Items listed in a dataset —
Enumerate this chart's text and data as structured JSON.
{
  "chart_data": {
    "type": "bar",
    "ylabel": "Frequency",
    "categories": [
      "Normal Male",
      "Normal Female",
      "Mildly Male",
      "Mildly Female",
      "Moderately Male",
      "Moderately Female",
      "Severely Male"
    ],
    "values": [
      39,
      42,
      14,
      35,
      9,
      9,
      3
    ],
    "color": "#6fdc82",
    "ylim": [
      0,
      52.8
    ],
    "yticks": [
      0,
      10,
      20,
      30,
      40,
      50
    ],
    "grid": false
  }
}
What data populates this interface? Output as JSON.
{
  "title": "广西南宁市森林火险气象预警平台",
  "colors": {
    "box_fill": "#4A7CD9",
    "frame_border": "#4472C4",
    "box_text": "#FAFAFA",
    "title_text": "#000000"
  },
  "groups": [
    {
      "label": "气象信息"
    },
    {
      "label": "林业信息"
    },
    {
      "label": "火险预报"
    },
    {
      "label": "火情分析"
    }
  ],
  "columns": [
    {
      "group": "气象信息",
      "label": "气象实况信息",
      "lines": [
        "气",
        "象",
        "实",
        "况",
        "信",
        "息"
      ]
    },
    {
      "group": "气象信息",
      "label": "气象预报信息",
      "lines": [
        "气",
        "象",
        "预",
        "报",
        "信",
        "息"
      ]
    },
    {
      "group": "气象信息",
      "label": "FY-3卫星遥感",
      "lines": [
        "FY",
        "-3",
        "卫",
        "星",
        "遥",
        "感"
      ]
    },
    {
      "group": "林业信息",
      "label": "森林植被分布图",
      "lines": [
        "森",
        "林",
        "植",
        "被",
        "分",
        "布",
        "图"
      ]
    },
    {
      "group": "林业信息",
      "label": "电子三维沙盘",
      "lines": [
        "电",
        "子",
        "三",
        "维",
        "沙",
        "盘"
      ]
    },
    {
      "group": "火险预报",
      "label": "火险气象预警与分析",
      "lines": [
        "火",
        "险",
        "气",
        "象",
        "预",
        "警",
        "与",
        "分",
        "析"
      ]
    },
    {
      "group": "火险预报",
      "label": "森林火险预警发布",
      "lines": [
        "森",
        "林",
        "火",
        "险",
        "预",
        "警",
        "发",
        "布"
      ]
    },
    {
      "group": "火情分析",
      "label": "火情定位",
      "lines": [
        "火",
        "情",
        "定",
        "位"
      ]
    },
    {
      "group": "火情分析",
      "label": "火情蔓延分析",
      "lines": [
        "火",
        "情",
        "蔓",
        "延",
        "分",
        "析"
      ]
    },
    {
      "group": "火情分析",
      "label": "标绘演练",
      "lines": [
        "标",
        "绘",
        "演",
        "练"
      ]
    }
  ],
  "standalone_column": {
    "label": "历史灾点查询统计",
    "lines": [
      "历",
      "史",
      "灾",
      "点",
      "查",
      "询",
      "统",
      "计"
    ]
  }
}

DO THIS — Write out every line of the material again, exactly as it reads.

TASK SOLUTION —
Enumerate this chart's text and data as structured JSON.
{
  "chart_data": {
    "type": "bar",
    "ylabel": "Frequency",
    "categories": [
      "Normal Male",
      "Normal Female",
      "Mildly Male",
      "Mildly Female",
      "Moderately Male",
      "Moderately Female",
      "Severely Male"
    ],
    "values": [
      39,
      42,
      14,
      35,
      9,
      9,
      3
    ],
    "color": "#6fdc82",
    "ylim": [
      0,
      52.8
    ],
    "yticks": [
      0,
      10,
      20,
      30,
      40,
      50
    ],
    "grid": false
  }
}
What data populates this interface? Output as JSON.
{
  "title": "广西南宁市森林火险气象预警平台",
  "colors": {
    "box_fill": "#4A7CD9",
    "frame_border": "#4472C4",
    "box_text": "#FAFAFA",
    "title_text": "#000000"
  },
  "groups": [
    {
      "label": "气象信息"
    },
    {
      "label": "林业信息"
    },
    {
      "label": "火险预报"
    },
    {
      "label": "火情分析"
    }
  ],
  "columns": [
    {
      "group": "气象信息",
      "label": "气象实况信息",
      "lines": [
        "气",
        "象",
        "实",
        "况",
        "信",
        "息"
      ]
    },
    {
      "group": "气象信息",
      "label": "气象预报信息",
      "lines": [
        "气",
        "象",
        "预",
        "报",
        "信",
        "息"
      ]
    },
    {
      "group": "气象信息",
      "label": "FY-3卫星遥感",
      "lines": [
        "FY",
        "-3",
        "卫",
        "星",
        "遥",
        "感"
      ]
    },
    {
      "group": "林业信息",
      "label": "森林植被分布图",
      "lines": [
        "森",
        "林",
        "植",
        "被",
        "分",
        "布",
        "图"
      ]
    },
    {
      "group": "林业信息",
      "label": "电子三维沙盘",
      "lines": [
        "电",
        "子",
        "三",
        "维",
        "沙",
        "盘"
      ]
    },
    {
      "group": "火险预报",
      "label": "火险气象预警与分析",
      "lines": [
        "火",
        "险",
        "气",
        "象",
        "预",
        "警",
        "与",
        "分",
        "析"
      ]
    },
    {
      "group": "火险预报",
      "label": "森林火险预警发布",
      "lines": [
        "森",
        "林",
        "火",
        "险",
        "预",
        "警",
        "发",
        "布"
      ]
    },
    {
      "group": "火情分析",
      "label": "火情定位",
      "lines": [
        "火",
        "情",
        "定",
        "位"
      ]
    },
    {
      "group": "火情分析",
      "label": "火情蔓延分析",
      "lines": [
        "火",
        "情",
        "蔓",
        "延",
        "分",
        "析"
      ]
    },
    {
      "group": "火情分析",
      "label": "标绘演练",
      "lines": [
        "标",
        "绘",
        "演",
        "练"
      ]
    }
  ],
  "standalone_column": {
    "label": "历史灾点查询统计",
    "lines": [
      "历",
      "史",
      "灾",
      "点",
      "查",
      "询",
      "统",
      "计"
    ]
  }
}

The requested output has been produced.